**GOAL OF THE EXERCISE:** Output every entry exactly as written, skipping any pictures.

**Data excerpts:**
----

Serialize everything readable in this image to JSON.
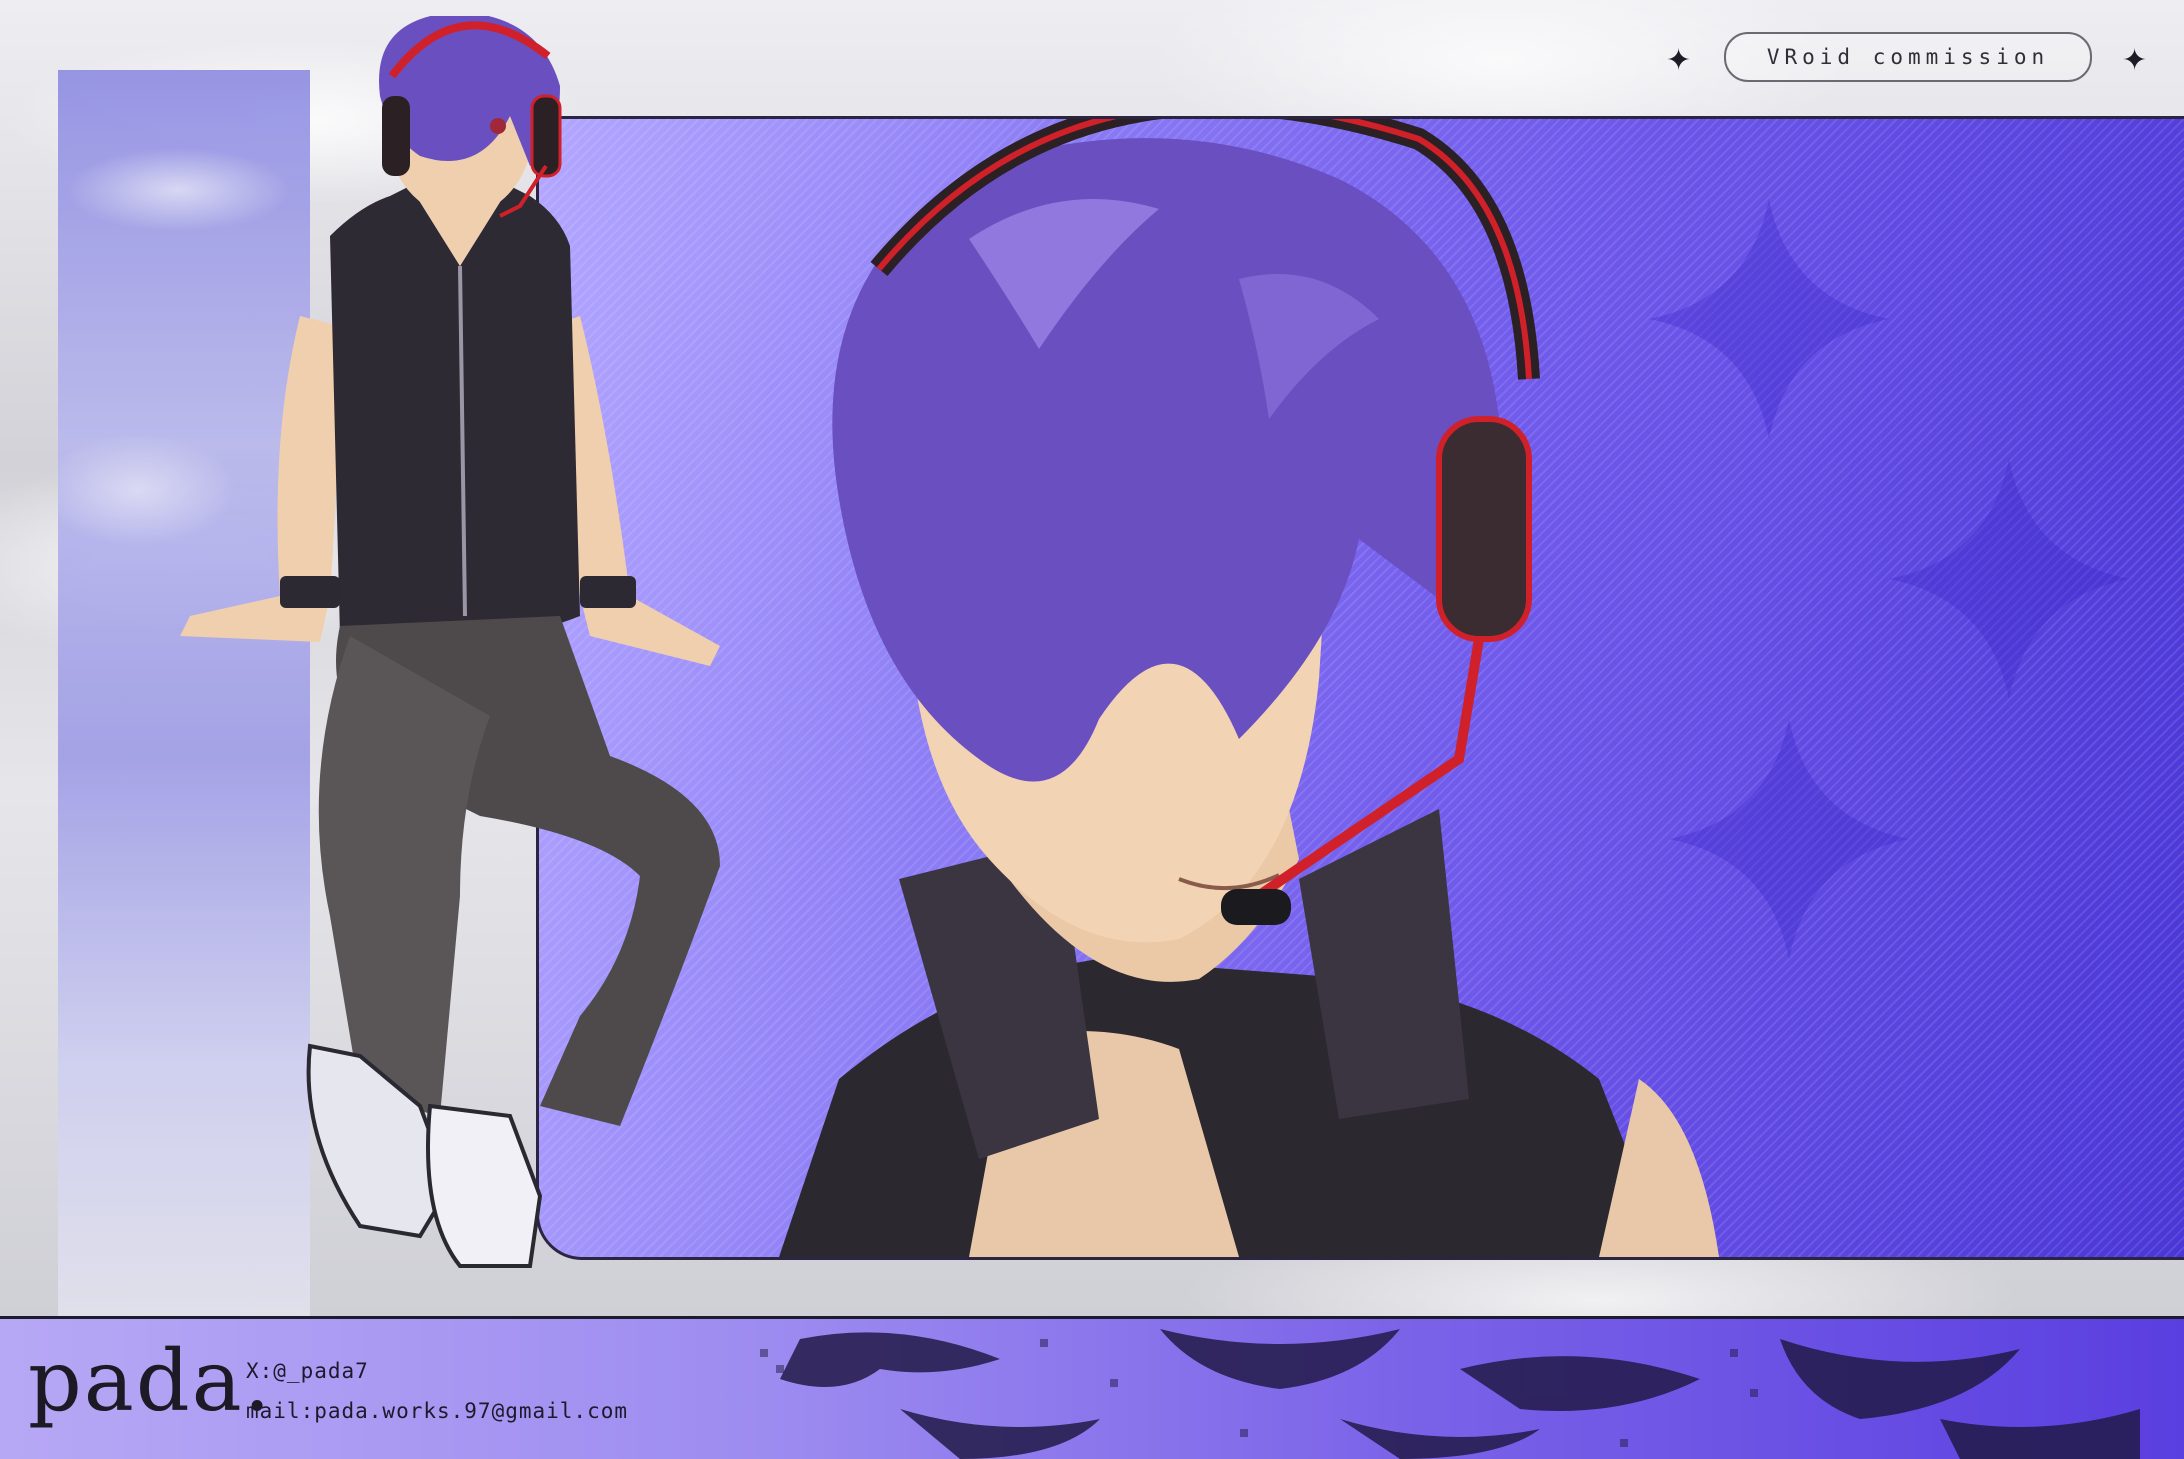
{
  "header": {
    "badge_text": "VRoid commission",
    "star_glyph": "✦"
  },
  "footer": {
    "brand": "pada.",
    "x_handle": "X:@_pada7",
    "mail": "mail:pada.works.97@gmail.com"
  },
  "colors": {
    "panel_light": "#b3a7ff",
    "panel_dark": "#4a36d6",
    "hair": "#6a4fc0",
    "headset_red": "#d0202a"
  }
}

----

**EXERCISE RESULT:**
Serialize everything readable in this image to JSON.
{
  "header": {
    "badge_text": "VRoid commission",
    "star_glyph": "✦"
  },
  "footer": {
    "brand": "pada.",
    "x_handle": "X:@_pada7",
    "mail": "mail:pada.works.97@gmail.com"
  },
  "colors": {
    "panel_light": "#b3a7ff",
    "panel_dark": "#4a36d6",
    "hair": "#6a4fc0",
    "headset_red": "#d0202a"
  }
}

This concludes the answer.